(Instructions for the task)
Write each line out exactly, leaving none out.

(Stored records)
============

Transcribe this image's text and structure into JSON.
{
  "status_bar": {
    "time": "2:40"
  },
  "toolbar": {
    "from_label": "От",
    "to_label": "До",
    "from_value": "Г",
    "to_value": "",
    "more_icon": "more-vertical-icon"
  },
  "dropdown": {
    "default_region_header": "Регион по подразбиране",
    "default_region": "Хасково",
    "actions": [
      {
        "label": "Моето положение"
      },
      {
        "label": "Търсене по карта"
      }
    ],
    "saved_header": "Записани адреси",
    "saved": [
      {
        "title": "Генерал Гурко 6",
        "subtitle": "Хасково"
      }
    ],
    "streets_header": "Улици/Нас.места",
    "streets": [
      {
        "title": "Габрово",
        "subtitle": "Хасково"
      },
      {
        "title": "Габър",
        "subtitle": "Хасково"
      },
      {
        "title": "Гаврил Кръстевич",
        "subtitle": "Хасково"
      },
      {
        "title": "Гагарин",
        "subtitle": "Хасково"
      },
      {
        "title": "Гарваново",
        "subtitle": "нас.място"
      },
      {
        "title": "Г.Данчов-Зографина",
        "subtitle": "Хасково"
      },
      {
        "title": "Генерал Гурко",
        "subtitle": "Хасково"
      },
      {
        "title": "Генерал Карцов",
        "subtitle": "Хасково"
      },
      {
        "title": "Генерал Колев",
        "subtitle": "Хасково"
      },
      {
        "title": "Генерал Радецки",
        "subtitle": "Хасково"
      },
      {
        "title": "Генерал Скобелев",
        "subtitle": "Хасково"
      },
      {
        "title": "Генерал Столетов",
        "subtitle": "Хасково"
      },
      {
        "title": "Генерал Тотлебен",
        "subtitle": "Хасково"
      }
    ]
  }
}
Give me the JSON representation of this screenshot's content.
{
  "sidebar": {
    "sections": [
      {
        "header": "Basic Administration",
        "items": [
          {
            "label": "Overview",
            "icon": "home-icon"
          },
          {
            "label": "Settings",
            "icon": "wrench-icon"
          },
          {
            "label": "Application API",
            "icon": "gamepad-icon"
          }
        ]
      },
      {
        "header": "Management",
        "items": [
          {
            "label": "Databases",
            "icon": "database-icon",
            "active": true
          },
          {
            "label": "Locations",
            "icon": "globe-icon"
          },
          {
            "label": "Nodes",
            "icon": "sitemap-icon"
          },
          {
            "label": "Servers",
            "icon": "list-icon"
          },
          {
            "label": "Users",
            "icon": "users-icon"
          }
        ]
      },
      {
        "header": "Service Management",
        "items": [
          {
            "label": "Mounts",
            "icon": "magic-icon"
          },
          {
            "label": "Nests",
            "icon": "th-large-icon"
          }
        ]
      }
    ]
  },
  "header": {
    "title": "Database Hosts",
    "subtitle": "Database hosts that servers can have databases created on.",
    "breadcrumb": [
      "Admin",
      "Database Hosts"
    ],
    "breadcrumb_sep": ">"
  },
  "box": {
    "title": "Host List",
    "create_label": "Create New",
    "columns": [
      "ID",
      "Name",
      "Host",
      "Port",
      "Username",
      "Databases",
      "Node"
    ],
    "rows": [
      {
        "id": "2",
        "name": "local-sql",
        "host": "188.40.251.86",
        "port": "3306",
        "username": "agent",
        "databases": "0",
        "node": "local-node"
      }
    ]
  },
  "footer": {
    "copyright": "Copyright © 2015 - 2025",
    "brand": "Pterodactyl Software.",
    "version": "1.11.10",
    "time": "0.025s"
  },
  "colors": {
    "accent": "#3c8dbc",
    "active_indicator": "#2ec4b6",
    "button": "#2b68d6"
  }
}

============

(Task response)
Transcribe this image's text and structure into JSON.
{
  "status_bar": {
    "time": "2:40"
  },
  "toolbar": {
    "from_label": "От",
    "to_label": "До",
    "from_value": "Г",
    "to_value": "",
    "more_icon": "more-vertical-icon"
  },
  "dropdown": {
    "default_region_header": "Регион по подразбиране",
    "default_region": "Хасково",
    "actions": [
      {
        "label": "Моето положение"
      },
      {
        "label": "Търсене по карта"
      }
    ],
    "saved_header": "Записани адреси",
    "saved": [
      {
        "title": "Генерал Гурко 6",
        "subtitle": "Хасково"
      }
    ],
    "streets_header": "Улици/Нас.места",
    "streets": [
      {
        "title": "Габрово",
        "subtitle": "Хасково"
      },
      {
        "title": "Габър",
        "subtitle": "Хасково"
      },
      {
        "title": "Гаврил Кръстевич",
        "subtitle": "Хасково"
      },
      {
        "title": "Гагарин",
        "subtitle": "Хасково"
      },
      {
        "title": "Гарваново",
        "subtitle": "нас.място"
      },
      {
        "title": "Г.Данчов-Зографина",
        "subtitle": "Хасково"
      },
      {
        "title": "Генерал Гурко",
        "subtitle": "Хасково"
      },
      {
        "title": "Генерал Карцов",
        "subtitle": "Хасково"
      },
      {
        "title": "Генерал Колев",
        "subtitle": "Хасково"
      },
      {
        "title": "Генерал Радецки",
        "subtitle": "Хасково"
      },
      {
        "title": "Генерал Скобелев",
        "subtitle": "Хасково"
      },
      {
        "title": "Генерал Столетов",
        "subtitle": "Хасково"
      },
      {
        "title": "Генерал Тотлебен",
        "subtitle": "Хасково"
      }
    ]
  }
}
Give me the JSON representation of this screenshot's content.
{
  "sidebar": {
    "sections": [
      {
        "header": "Basic Administration",
        "items": [
          {
            "label": "Overview",
            "icon": "home-icon"
          },
          {
            "label": "Settings",
            "icon": "wrench-icon"
          },
          {
            "label": "Application API",
            "icon": "gamepad-icon"
          }
        ]
      },
      {
        "header": "Management",
        "items": [
          {
            "label": "Databases",
            "icon": "database-icon",
            "active": true
          },
          {
            "label": "Locations",
            "icon": "globe-icon"
          },
          {
            "label": "Nodes",
            "icon": "sitemap-icon"
          },
          {
            "label": "Servers",
            "icon": "list-icon"
          },
          {
            "label": "Users",
            "icon": "users-icon"
          }
        ]
      },
      {
        "header": "Service Management",
        "items": [
          {
            "label": "Mounts",
            "icon": "magic-icon"
          },
          {
            "label": "Nests",
            "icon": "th-large-icon"
          }
        ]
      }
    ]
  },
  "header": {
    "title": "Database Hosts",
    "subtitle": "Database hosts that servers can have databases created on.",
    "breadcrumb": [
      "Admin",
      "Database Hosts"
    ],
    "breadcrumb_sep": ">"
  },
  "box": {
    "title": "Host List",
    "create_label": "Create New",
    "columns": [
      "ID",
      "Name",
      "Host",
      "Port",
      "Username",
      "Databases",
      "Node"
    ],
    "rows": [
      {
        "id": "2",
        "name": "local-sql",
        "host": "188.40.251.86",
        "port": "3306",
        "username": "agent",
        "databases": "0",
        "node": "local-node"
      }
    ]
  },
  "footer": {
    "copyright": "Copyright © 2015 - 2025",
    "brand": "Pterodactyl Software.",
    "version": "1.11.10",
    "time": "0.025s"
  },
  "colors": {
    "accent": "#3c8dbc",
    "active_indicator": "#2ec4b6",
    "button": "#2b68d6"
  }
}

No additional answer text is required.